## Short task
Return all of the data exactly as given.

[Figure record extracts]
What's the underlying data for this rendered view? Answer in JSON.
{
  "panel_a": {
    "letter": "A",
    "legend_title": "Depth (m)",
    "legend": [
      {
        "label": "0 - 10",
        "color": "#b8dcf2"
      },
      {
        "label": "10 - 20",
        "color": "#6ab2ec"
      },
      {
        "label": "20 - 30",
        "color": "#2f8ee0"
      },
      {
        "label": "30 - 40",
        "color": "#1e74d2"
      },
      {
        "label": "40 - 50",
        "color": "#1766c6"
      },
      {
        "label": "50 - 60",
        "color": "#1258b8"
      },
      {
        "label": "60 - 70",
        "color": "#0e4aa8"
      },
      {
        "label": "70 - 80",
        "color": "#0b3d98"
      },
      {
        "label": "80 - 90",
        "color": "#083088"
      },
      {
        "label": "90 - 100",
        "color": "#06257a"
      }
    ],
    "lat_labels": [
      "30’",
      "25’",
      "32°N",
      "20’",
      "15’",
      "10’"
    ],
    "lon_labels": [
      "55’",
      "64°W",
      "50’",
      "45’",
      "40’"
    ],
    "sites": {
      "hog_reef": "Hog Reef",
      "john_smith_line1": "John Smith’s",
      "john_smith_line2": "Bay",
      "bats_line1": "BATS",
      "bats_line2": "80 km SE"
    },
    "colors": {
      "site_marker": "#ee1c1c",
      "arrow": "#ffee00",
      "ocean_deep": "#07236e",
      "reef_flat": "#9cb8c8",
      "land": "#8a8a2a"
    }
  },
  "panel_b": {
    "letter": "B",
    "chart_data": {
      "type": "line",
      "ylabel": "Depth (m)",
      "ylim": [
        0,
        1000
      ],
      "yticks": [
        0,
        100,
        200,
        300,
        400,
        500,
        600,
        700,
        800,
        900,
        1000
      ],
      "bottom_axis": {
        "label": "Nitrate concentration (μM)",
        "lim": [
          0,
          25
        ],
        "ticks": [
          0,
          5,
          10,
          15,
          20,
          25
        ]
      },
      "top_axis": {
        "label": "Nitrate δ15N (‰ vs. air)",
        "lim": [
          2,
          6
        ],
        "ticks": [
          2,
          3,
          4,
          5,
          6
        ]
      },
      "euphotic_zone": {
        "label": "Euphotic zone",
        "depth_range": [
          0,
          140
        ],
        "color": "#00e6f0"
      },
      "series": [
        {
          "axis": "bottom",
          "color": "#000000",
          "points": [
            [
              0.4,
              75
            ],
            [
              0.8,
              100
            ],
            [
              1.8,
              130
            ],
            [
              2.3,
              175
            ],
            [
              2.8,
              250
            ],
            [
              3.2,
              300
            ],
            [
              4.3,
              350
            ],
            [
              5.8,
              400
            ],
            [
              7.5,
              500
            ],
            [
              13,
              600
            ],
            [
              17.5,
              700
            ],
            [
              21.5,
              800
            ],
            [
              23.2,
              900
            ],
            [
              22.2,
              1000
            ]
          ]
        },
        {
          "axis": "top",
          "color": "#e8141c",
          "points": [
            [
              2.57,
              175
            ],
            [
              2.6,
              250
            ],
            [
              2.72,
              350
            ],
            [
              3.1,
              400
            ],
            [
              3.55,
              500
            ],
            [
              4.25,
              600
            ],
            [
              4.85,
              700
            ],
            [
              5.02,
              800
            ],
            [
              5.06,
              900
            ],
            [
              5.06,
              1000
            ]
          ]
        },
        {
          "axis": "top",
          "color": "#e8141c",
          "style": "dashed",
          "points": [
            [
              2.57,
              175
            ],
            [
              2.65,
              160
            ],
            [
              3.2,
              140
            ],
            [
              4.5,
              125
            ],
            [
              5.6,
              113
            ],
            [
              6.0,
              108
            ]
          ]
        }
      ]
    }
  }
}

## Complete response
What's the underlying data for this rendered view? Answer in JSON.
{
  "panel_a": {
    "letter": "A",
    "legend_title": "Depth (m)",
    "legend": [
      {
        "label": "0 - 10",
        "color": "#b8dcf2"
      },
      {
        "label": "10 - 20",
        "color": "#6ab2ec"
      },
      {
        "label": "20 - 30",
        "color": "#2f8ee0"
      },
      {
        "label": "30 - 40",
        "color": "#1e74d2"
      },
      {
        "label": "40 - 50",
        "color": "#1766c6"
      },
      {
        "label": "50 - 60",
        "color": "#1258b8"
      },
      {
        "label": "60 - 70",
        "color": "#0e4aa8"
      },
      {
        "label": "70 - 80",
        "color": "#0b3d98"
      },
      {
        "label": "80 - 90",
        "color": "#083088"
      },
      {
        "label": "90 - 100",
        "color": "#06257a"
      }
    ],
    "lat_labels": [
      "30’",
      "25’",
      "32°N",
      "20’",
      "15’",
      "10’"
    ],
    "lon_labels": [
      "55’",
      "64°W",
      "50’",
      "45’",
      "40’"
    ],
    "sites": {
      "hog_reef": "Hog Reef",
      "john_smith_line1": "John Smith’s",
      "john_smith_line2": "Bay",
      "bats_line1": "BATS",
      "bats_line2": "80 km SE"
    },
    "colors": {
      "site_marker": "#ee1c1c",
      "arrow": "#ffee00",
      "ocean_deep": "#07236e",
      "reef_flat": "#9cb8c8",
      "land": "#8a8a2a"
    }
  },
  "panel_b": {
    "letter": "B",
    "chart_data": {
      "type": "line",
      "ylabel": "Depth (m)",
      "ylim": [
        0,
        1000
      ],
      "yticks": [
        0,
        100,
        200,
        300,
        400,
        500,
        600,
        700,
        800,
        900,
        1000
      ],
      "bottom_axis": {
        "label": "Nitrate concentration (μM)",
        "lim": [
          0,
          25
        ],
        "ticks": [
          0,
          5,
          10,
          15,
          20,
          25
        ]
      },
      "top_axis": {
        "label": "Nitrate δ15N (‰ vs. air)",
        "lim": [
          2,
          6
        ],
        "ticks": [
          2,
          3,
          4,
          5,
          6
        ]
      },
      "euphotic_zone": {
        "label": "Euphotic zone",
        "depth_range": [
          0,
          140
        ],
        "color": "#00e6f0"
      },
      "series": [
        {
          "axis": "bottom",
          "color": "#000000",
          "points": [
            [
              0.4,
              75
            ],
            [
              0.8,
              100
            ],
            [
              1.8,
              130
            ],
            [
              2.3,
              175
            ],
            [
              2.8,
              250
            ],
            [
              3.2,
              300
            ],
            [
              4.3,
              350
            ],
            [
              5.8,
              400
            ],
            [
              7.5,
              500
            ],
            [
              13,
              600
            ],
            [
              17.5,
              700
            ],
            [
              21.5,
              800
            ],
            [
              23.2,
              900
            ],
            [
              22.2,
              1000
            ]
          ]
        },
        {
          "axis": "top",
          "color": "#e8141c",
          "points": [
            [
              2.57,
              175
            ],
            [
              2.6,
              250
            ],
            [
              2.72,
              350
            ],
            [
              3.1,
              400
            ],
            [
              3.55,
              500
            ],
            [
              4.25,
              600
            ],
            [
              4.85,
              700
            ],
            [
              5.02,
              800
            ],
            [
              5.06,
              900
            ],
            [
              5.06,
              1000
            ]
          ]
        },
        {
          "axis": "top",
          "color": "#e8141c",
          "style": "dashed",
          "points": [
            [
              2.57,
              175
            ],
            [
              2.65,
              160
            ],
            [
              3.2,
              140
            ],
            [
              4.5,
              125
            ],
            [
              5.6,
              113
            ],
            [
              6.0,
              108
            ]
          ]
        }
      ]
    }
  }
}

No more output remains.